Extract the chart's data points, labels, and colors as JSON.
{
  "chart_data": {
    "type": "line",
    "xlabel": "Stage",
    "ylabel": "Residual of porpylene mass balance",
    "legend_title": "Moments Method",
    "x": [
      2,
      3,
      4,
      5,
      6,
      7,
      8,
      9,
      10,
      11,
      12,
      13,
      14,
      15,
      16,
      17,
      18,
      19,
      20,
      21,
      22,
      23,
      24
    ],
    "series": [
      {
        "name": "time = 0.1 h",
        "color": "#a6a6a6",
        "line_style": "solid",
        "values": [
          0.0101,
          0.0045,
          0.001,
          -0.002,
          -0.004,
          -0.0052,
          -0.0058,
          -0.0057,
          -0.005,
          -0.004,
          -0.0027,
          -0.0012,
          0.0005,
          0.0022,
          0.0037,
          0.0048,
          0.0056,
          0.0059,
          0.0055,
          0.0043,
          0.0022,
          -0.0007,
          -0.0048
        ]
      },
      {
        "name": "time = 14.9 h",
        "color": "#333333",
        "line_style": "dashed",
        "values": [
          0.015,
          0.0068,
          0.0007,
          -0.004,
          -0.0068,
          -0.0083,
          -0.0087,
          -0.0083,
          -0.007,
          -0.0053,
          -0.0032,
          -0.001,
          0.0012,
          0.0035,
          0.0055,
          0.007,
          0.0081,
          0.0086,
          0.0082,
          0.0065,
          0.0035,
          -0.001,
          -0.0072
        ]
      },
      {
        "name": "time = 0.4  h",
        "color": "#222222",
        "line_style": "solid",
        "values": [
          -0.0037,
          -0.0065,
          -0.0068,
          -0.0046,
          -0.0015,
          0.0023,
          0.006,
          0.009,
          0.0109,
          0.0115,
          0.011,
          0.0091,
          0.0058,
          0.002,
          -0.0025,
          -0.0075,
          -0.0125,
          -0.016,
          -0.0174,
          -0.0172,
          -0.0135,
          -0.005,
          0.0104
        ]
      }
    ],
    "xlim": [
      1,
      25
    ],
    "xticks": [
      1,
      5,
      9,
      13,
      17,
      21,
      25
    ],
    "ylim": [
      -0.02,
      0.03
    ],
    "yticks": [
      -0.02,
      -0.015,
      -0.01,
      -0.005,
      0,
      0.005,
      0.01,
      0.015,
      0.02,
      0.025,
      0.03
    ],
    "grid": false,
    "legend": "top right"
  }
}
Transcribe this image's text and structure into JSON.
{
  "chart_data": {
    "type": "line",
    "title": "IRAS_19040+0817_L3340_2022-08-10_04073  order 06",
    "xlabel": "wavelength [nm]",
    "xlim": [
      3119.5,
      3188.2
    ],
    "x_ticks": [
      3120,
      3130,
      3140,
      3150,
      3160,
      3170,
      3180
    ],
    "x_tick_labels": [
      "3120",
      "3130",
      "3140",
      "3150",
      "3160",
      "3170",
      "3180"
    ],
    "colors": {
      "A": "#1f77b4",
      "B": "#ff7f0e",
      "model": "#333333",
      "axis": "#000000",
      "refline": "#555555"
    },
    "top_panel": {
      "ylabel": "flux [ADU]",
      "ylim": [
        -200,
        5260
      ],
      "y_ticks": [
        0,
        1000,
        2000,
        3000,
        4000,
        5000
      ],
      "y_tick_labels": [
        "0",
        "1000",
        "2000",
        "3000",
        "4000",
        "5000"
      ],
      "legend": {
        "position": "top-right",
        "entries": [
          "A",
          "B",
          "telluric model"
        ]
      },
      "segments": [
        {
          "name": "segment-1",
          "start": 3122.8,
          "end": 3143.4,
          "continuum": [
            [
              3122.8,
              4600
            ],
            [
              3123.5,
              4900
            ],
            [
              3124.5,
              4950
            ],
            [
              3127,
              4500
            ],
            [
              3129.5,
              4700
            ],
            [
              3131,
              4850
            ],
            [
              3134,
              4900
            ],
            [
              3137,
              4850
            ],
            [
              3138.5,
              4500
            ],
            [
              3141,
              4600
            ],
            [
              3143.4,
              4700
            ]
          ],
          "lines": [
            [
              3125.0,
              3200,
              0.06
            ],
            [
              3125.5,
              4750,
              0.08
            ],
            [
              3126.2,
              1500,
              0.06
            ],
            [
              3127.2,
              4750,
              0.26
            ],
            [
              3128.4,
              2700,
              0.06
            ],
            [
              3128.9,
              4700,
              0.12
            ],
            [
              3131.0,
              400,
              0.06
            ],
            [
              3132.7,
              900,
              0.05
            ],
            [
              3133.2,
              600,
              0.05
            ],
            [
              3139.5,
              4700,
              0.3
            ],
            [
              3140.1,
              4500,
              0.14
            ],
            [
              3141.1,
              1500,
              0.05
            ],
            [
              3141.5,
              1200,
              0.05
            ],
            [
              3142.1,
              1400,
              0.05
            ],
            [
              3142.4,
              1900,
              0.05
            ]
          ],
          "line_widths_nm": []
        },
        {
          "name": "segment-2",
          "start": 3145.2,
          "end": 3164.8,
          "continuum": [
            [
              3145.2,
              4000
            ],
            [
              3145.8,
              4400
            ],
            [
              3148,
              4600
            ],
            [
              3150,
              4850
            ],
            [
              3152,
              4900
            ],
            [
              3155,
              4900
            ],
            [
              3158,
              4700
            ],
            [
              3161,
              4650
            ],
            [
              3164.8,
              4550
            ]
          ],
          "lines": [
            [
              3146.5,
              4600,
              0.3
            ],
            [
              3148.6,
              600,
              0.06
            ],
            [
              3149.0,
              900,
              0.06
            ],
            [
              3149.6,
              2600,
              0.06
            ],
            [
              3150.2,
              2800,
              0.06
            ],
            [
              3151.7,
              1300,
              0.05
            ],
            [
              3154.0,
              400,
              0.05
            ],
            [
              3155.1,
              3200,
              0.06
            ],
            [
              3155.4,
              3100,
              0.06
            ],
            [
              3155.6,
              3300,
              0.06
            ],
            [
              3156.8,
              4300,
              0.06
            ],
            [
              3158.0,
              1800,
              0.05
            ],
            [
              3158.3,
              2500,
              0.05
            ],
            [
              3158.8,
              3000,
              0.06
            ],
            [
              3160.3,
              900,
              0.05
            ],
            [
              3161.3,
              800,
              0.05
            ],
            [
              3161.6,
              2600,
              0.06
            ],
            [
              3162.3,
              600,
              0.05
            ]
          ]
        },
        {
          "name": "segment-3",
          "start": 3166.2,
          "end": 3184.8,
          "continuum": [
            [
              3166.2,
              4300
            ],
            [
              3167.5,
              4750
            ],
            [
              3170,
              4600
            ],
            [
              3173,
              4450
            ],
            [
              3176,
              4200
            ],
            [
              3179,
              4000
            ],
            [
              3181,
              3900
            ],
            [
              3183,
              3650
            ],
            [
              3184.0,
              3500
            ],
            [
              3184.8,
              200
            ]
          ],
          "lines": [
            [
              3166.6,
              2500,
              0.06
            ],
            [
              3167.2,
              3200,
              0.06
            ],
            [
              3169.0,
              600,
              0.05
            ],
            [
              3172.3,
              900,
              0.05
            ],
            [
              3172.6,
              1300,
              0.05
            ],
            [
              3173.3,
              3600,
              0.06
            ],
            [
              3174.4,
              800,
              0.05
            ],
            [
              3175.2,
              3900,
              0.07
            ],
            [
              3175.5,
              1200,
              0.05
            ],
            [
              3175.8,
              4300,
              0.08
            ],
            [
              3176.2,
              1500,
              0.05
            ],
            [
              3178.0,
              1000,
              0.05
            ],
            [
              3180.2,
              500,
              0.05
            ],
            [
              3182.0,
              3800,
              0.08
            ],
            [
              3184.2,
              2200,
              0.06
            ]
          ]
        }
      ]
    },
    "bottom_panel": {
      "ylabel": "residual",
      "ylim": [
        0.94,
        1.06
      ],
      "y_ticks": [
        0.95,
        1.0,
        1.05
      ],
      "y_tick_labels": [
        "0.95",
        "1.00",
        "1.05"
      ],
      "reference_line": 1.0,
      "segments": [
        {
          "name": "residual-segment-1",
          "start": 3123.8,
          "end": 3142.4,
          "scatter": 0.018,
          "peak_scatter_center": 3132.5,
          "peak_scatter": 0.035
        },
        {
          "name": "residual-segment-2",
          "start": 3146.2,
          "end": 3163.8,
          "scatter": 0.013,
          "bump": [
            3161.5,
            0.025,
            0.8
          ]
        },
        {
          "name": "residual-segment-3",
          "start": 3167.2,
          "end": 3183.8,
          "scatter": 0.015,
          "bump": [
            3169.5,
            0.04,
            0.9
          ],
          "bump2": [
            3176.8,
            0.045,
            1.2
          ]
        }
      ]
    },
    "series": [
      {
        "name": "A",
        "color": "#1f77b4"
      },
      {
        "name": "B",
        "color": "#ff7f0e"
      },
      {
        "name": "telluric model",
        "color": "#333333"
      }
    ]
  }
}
----
**What you will do:**
Gather each line in these records that contains the string "model".

**Reply to the exercise:**
      "model": "#333333",
          "telluric model"
        "name": "telluric model",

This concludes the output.